» Exercise prompt: Search the material for the string "this" and copy each line where it occurs.

Records from a data source:
────────────────────────────────────────

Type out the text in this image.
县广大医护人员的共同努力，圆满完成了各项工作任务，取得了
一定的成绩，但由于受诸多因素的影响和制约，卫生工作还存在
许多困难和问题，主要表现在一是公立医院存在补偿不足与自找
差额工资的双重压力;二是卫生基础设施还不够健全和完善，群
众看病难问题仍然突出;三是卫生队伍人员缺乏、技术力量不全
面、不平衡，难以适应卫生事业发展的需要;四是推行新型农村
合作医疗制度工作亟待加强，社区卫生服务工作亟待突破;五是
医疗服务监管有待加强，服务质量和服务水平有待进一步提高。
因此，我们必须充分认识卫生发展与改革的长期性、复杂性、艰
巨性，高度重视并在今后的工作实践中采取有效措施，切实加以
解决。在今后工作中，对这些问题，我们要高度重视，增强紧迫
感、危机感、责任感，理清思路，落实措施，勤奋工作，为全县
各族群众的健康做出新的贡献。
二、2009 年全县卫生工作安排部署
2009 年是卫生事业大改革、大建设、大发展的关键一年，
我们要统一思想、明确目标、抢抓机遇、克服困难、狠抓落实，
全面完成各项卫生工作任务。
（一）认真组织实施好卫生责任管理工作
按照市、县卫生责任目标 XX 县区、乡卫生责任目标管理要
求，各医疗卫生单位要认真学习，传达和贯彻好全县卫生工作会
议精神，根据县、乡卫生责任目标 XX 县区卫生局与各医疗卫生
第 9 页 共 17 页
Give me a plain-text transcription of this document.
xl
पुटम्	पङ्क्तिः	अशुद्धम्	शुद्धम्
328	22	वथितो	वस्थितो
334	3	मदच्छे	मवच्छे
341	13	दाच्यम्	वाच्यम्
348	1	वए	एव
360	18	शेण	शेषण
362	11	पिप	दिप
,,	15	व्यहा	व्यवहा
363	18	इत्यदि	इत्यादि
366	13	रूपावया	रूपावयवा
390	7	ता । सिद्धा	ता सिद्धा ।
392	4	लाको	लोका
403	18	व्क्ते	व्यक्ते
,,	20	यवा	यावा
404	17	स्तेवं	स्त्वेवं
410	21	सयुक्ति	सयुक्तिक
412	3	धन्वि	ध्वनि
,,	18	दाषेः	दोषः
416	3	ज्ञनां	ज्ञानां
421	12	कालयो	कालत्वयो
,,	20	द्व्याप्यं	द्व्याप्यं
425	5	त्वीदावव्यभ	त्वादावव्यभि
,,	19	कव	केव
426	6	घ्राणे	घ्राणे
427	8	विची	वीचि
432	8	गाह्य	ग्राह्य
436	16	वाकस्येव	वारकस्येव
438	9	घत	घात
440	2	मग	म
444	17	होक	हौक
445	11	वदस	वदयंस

────────────────────────────────────────

» Final result:
Type out the text in this image.
Give me a plain-text transcription of this document.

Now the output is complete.